§ Raw data
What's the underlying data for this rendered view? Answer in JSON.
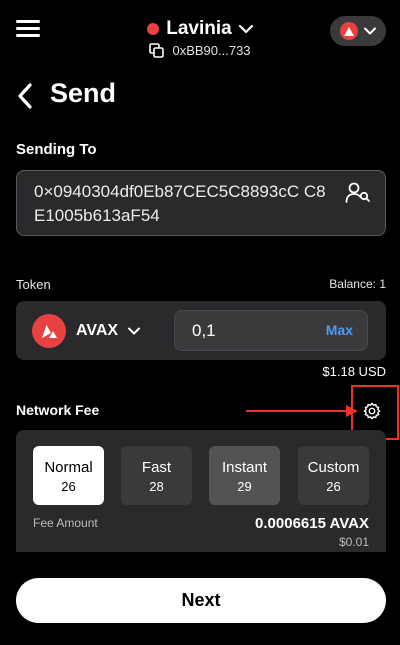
{
  "header": {
    "account_name": "Lavinia",
    "account_status_color": "#e84142",
    "address_short": "0xBB90...733",
    "menu_icon": "hamburger-menu-icon",
    "network_icon": "avalanche-icon"
  },
  "page": {
    "title": "Send"
  },
  "sending_to": {
    "label": "Sending To",
    "address": "0×0940304df0Eb87CEC5C8893cC C8E1005b613aF54"
  },
  "token": {
    "label": "Token",
    "balance": "Balance: 1",
    "symbol": "AVAX",
    "amount": "0,1",
    "max_label": "Max",
    "usd_value": "$1.18 USD"
  },
  "network_fee": {
    "label": "Network Fee",
    "options": [
      {
        "name": "Normal",
        "value": "26"
      },
      {
        "name": "Fast",
        "value": "28"
      },
      {
        "name": "Instant",
        "value": "29"
      },
      {
        "name": "Custom",
        "value": "26"
      }
    ],
    "selected": "Normal",
    "fee_amount_label": "Fee Amount",
    "fee_amount": "0.0006615 AVAX",
    "fee_usd": "$0.01"
  },
  "actions": {
    "next_label": "Next"
  },
  "colors": {
    "background": "#000000",
    "panel": "#2a2a2c",
    "accent_red": "#e84142",
    "link_blue": "#4b9cf5",
    "annotation_red": "#e8332a"
  }
}
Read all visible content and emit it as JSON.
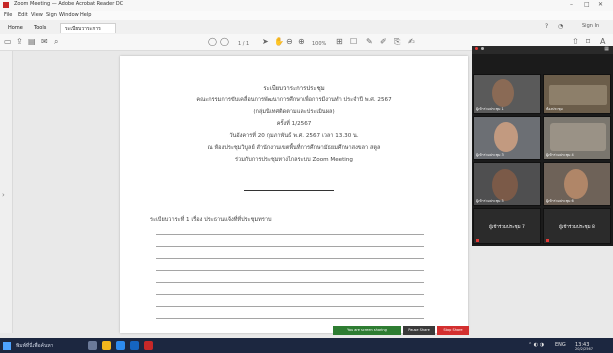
{
  "window": {
    "title": "Zoom Meeting — Adobe Acrobat Reader DC",
    "menu": [
      "File",
      "Edit",
      "View",
      "Sign",
      "Window",
      "Help"
    ]
  },
  "tabs": {
    "home": "Home",
    "tools": "Tools",
    "document": "ระเบียบวาระการประชุม...",
    "sign_in": "Sign In"
  },
  "toolbar": {
    "page_info": "1 / 1",
    "zoom": "100%"
  },
  "document": {
    "lines": [
      "ระเบียบวาระการประชุม",
      "คณะกรรมการขับเคลื่อนการพัฒนาการศึกษาเพื่อการมีงานทำ ประจำปี พ.ศ. 2567",
      "(กลุ่มนิเทศติดตามและประเมินผล)",
      "ครั้งที่ 1/2567",
      "วันอังคารที่ 20 กุมภาพันธ์ พ.ศ. 2567 เวลา 13.30 น.",
      "ณ ห้องประชุมวิบูลย์ สำนักงานเขตพื้นที่การศึกษามัธยมศึกษาสงขลา สตูล",
      "ร่วมกับการประชุมทางไกลระบบ Zoom Meeting"
    ],
    "agenda_item": "ระเบียบวาระที่ 1 เรื่อง ประธานแจ้งที่ที่ประชุมทราบ"
  },
  "zoom": {
    "participants": [
      {
        "name": "ผู้เข้าร่วมประชุม 1"
      },
      {
        "name": "ห้องประชุม"
      },
      {
        "name": "ผู้เข้าร่วมประชุม 3"
      },
      {
        "name": "ผู้เข้าร่วมประชุม 4"
      },
      {
        "name": "ผู้เข้าร่วมประชุม 5"
      },
      {
        "name": "ผู้เข้าร่วมประชุม 6"
      },
      {
        "name": "ผู้เข้าร่วมประชุม 7",
        "label": "ผู้เข้าร่วมประชุม 7"
      },
      {
        "name": "ผู้เข้าร่วมประชุม 8",
        "label": "ผู้เข้าร่วมประชุม 8"
      }
    ],
    "controls": {
      "share": "You are screen sharing",
      "pause": "Pause Share",
      "stop": "Stop Share"
    }
  },
  "taskbar": {
    "search": "พิมพ์ที่นี่เพื่อค้นหา",
    "time": "13:43",
    "date": "20/2/2567",
    "lang": "ENG"
  },
  "colors": {
    "zoom_green": "#2e7d32",
    "zoom_red": "#d32f2f",
    "taskbar": "#1c2740"
  }
}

§ Given exercise
Using the material above, report each line where "AVAX" occurs.

§ Answer to the problem
    "symbol": "AVAX",
    "fee_amount": "0.0006615 AVAX",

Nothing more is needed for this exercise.